-- Start Information supplied --

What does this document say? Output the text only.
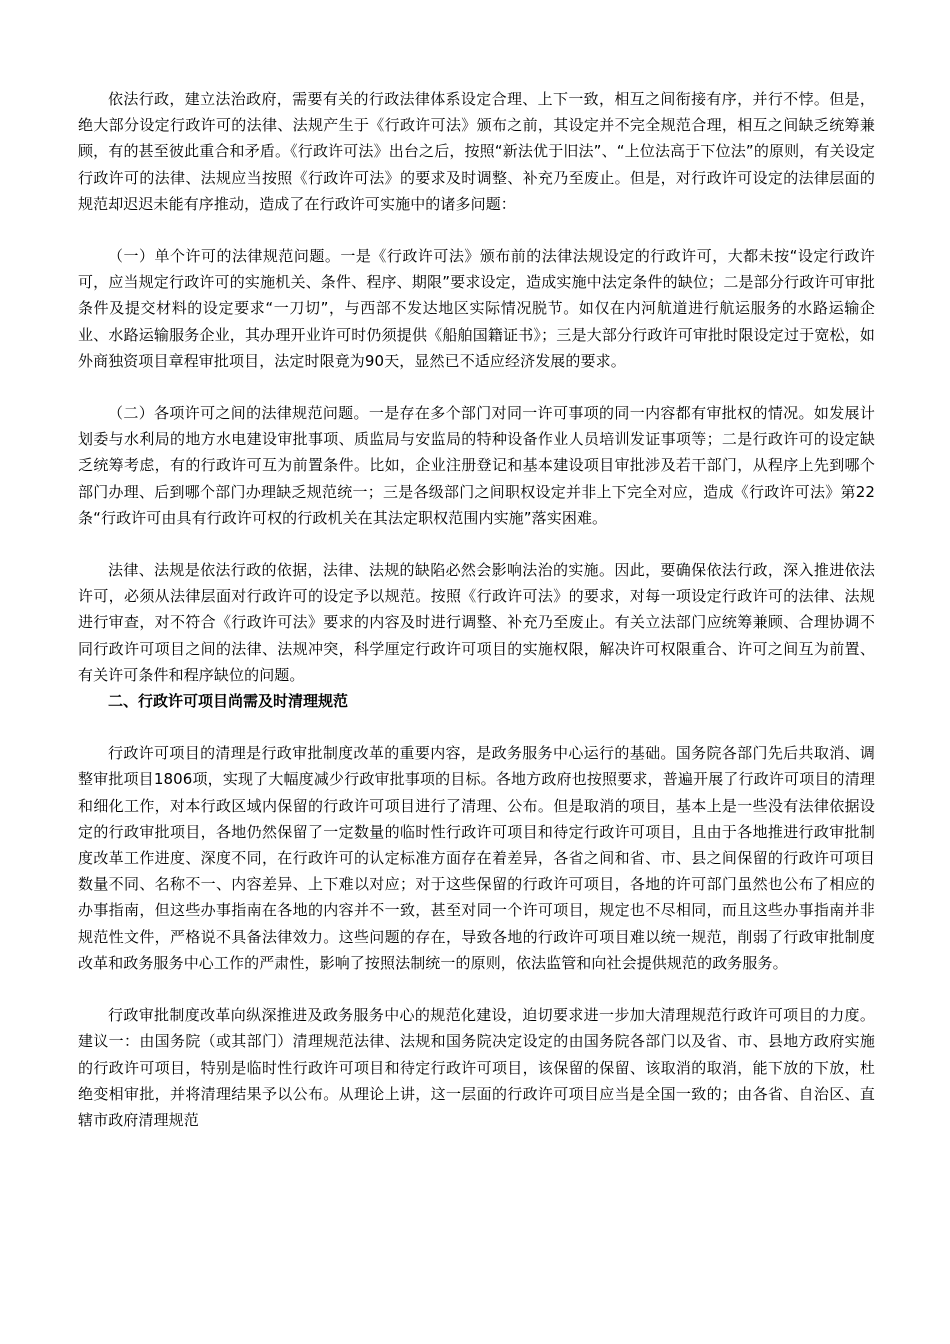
依法行政，建立法治政府，需要有关的行政法律体系设定合理、上下一致，相互之间衔接有序，并行不悖。但是，绝大部分设定行政许可的法律、法规产生于《行政许可法》颁布之前，其设定并不完全规范合理，相互之间缺乏统筹兼顾，有的甚至彼此重合和矛盾。《行政许可法》出台之后，按照“新法优于旧法”、“上位法高于下位法”的原则，有关设定行政许可的法律、法规应当按照《行政许可法》的要求及时调整、补充乃至废止。但是，对行政许可设定的法律层面的规范却迟迟未能有序推动，造成了在行政许可实施中的诸多问题：

（一）单个许可的法律规范问题。一是《行政许可法》颁布前的法律法规设定的行政许可，大都未按“设定行政许可，应当规定行政许可的实施机关、条件、程序、期限”要求设定，造成实施中法定条件的缺位；二是部分行政许可审批条件及提交材料的设定要求“一刀切”，与西部不发达地区实际情况脱节。如仅在内河航道进行航运服务的水路运输企业、水路运输服务企业，其办理开业许可时仍须提供《船舶国籍证书》；三是大部分行政许可审批时限设定过于宽松，如外商独资项目章程审批项目，法定时限竟为90天，显然已不适应经济发展的要求。

（二）各项许可之间的法律规范问题。一是存在多个部门对同一许可事项的同一内容都有审批权的情况。如发展计划委与水利局的地方水电建设审批事项、质监局与安监局的特种设备作业人员培训发证事项等；二是行政许可的设定缺乏统筹考虑，有的行政许可互为前置条件。比如，企业注册登记和基本建设项目审批涉及若干部门，从程序上先到哪个部门办理、后到哪个部门办理缺乏规范统一；三是各级部门之间职权设定并非上下完全对应，造成《行政许可法》第22条“行政许可由具有行政许可权的行政机关在其法定职权范围内实施”落实困难。

法律、法规是依法行政的依据，法律、法规的缺陷必然会影响法治的实施。因此，要确保依法行政，深入推进依法许可，必须从法律层面对行政许可的设定予以规范。按照《行政许可法》的要求，对每一项设定行政许可的法律、法规进行审查，对不符合《行政许可法》要求的内容及时进行调整、补充乃至废止。有关立法部门应统筹兼顾、合理协调不同行政许可项目之间的法律、法规冲突，科学厘定行政许可项目的实施权限，解决许可权限重合、许可之间互为前置、有关许可条件和程序缺位的问题。

二、行政许可项目尚需及时清理规范

行政许可项目的清理是行政审批制度改革的重要内容，是政务服务中心运行的基础。国务院各部门先后共取消、调整审批项目1806项，实现了大幅度减少行政审批事项的目标。各地方政府也按照要求，普遍开展了行政许可项目的清理和细化工作，对本行政区域内保留的行政许可项目进行了清理、公布。但是取消的项目，基本上是一些没有法律依据设定的行政审批项目，各地仍然保留了一定数量的临时性行政许可项目和待定行政许可项目，且由于各地推进行政审批制度改革工作进度、深度不同，在行政许可的认定标准方面存在着差异，各省之间和省、市、县之间保留的行政许可项目数量不同、名称不一、内容差异、上下难以对应；对于这些保留的行政许可项目，各地的许可部门虽然也公布了相应的办事指南，但这些办事指南在各地的内容并不一致，甚至对同一个许可项目，规定也不尽相同，而且这些办事指南并非规范性文件，严格说不具备法律效力。这些问题的存在，导致各地的行政许可项目难以统一规范，削弱了行政审批制度改革和政务服务中心工作的严肃性，影响了按照法制统一的原则，依法监管和向社会提供规范的政务服务。

行政审批制度改革向纵深推进及政务服务中心的规范化建设，迫切要求进一步加大清理规范行政许可项目的力度。建议一：由国务院（或其部门）清理规范法律、法规和国务院决定设定的由国务院各部门以及省、市、县地方政府实施的行政许可项目，特别是临时性行政许可项目和待定行政许可项目，该保留的保留、该取消的取消，能下放的下放，杜绝变相审批，并将清理结果予以公布。从理论上讲，这一层面的行政许可项目应当是全国一致的；由各省、自治区、直辖市政府清理规范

-- End Information supplied --

__Exercise task__: All of the records need repeating exactly, except for the pictures.

__Reply to the exercise__:
What does this document say? Output the text only.
依法行政，建立法治政府，需要有关的行政法律体系设定合理、上下一致，相互之间衔接有序，并行不悖。但是，绝大部分设定行政许可的法律、法规产生于《行政许可法》颁布之前，其设定并不完全规范合理，相互之间缺乏统筹兼顾，有的甚至彼此重合和矛盾。《行政许可法》出台之后，按照“新法优于旧法”、“上位法高于下位法”的原则，有关设定行政许可的法律、法规应当按照《行政许可法》的要求及时调整、补充乃至废止。但是，对行政许可设定的法律层面的规范却迟迟未能有序推动，造成了在行政许可实施中的诸多问题：

（一）单个许可的法律规范问题。一是《行政许可法》颁布前的法律法规设定的行政许可，大都未按“设定行政许可，应当规定行政许可的实施机关、条件、程序、期限”要求设定，造成实施中法定条件的缺位；二是部分行政许可审批条件及提交材料的设定要求“一刀切”，与西部不发达地区实际情况脱节。如仅在内河航道进行航运服务的水路运输企业、水路运输服务企业，其办理开业许可时仍须提供《船舶国籍证书》；三是大部分行政许可审批时限设定过于宽松，如外商独资项目章程审批项目，法定时限竟为90天，显然已不适应经济发展的要求。

（二）各项许可之间的法律规范问题。一是存在多个部门对同一许可事项的同一内容都有审批权的情况。如发展计划委与水利局的地方水电建设审批事项、质监局与安监局的特种设备作业人员培训发证事项等；二是行政许可的设定缺乏统筹考虑，有的行政许可互为前置条件。比如，企业注册登记和基本建设项目审批涉及若干部门，从程序上先到哪个部门办理、后到哪个部门办理缺乏规范统一；三是各级部门之间职权设定并非上下完全对应，造成《行政许可法》第22条“行政许可由具有行政许可权的行政机关在其法定职权范围内实施”落实困难。

法律、法规是依法行政的依据，法律、法规的缺陷必然会影响法治的实施。因此，要确保依法行政，深入推进依法许可，必须从法律层面对行政许可的设定予以规范。按照《行政许可法》的要求，对每一项设定行政许可的法律、法规进行审查，对不符合《行政许可法》要求的内容及时进行调整、补充乃至废止。有关立法部门应统筹兼顾、合理协调不同行政许可项目之间的法律、法规冲突，科学厘定行政许可项目的实施权限，解决许可权限重合、许可之间互为前置、有关许可条件和程序缺位的问题。

二、行政许可项目尚需及时清理规范

行政许可项目的清理是行政审批制度改革的重要内容，是政务服务中心运行的基础。国务院各部门先后共取消、调整审批项目1806项，实现了大幅度减少行政审批事项的目标。各地方政府也按照要求，普遍开展了行政许可项目的清理和细化工作，对本行政区域内保留的行政许可项目进行了清理、公布。但是取消的项目，基本上是一些没有法律依据设定的行政审批项目，各地仍然保留了一定数量的临时性行政许可项目和待定行政许可项目，且由于各地推进行政审批制度改革工作进度、深度不同，在行政许可的认定标准方面存在着差异，各省之间和省、市、县之间保留的行政许可项目数量不同、名称不一、内容差异、上下难以对应；对于这些保留的行政许可项目，各地的许可部门虽然也公布了相应的办事指南，但这些办事指南在各地的内容并不一致，甚至对同一个许可项目，规定也不尽相同，而且这些办事指南并非规范性文件，严格说不具备法律效力。这些问题的存在，导致各地的行政许可项目难以统一规范，削弱了行政审批制度改革和政务服务中心工作的严肃性，影响了按照法制统一的原则，依法监管和向社会提供规范的政务服务。

行政审批制度改革向纵深推进及政务服务中心的规范化建设，迫切要求进一步加大清理规范行政许可项目的力度。建议一：由国务院（或其部门）清理规范法律、法规和国务院决定设定的由国务院各部门以及省、市、县地方政府实施的行政许可项目，特别是临时性行政许可项目和待定行政许可项目，该保留的保留、该取消的取消，能下放的下放，杜绝变相审批，并将清理结果予以公布。从理论上讲，这一层面的行政许可项目应当是全国一致的；由各省、自治区、直辖市政府清理规范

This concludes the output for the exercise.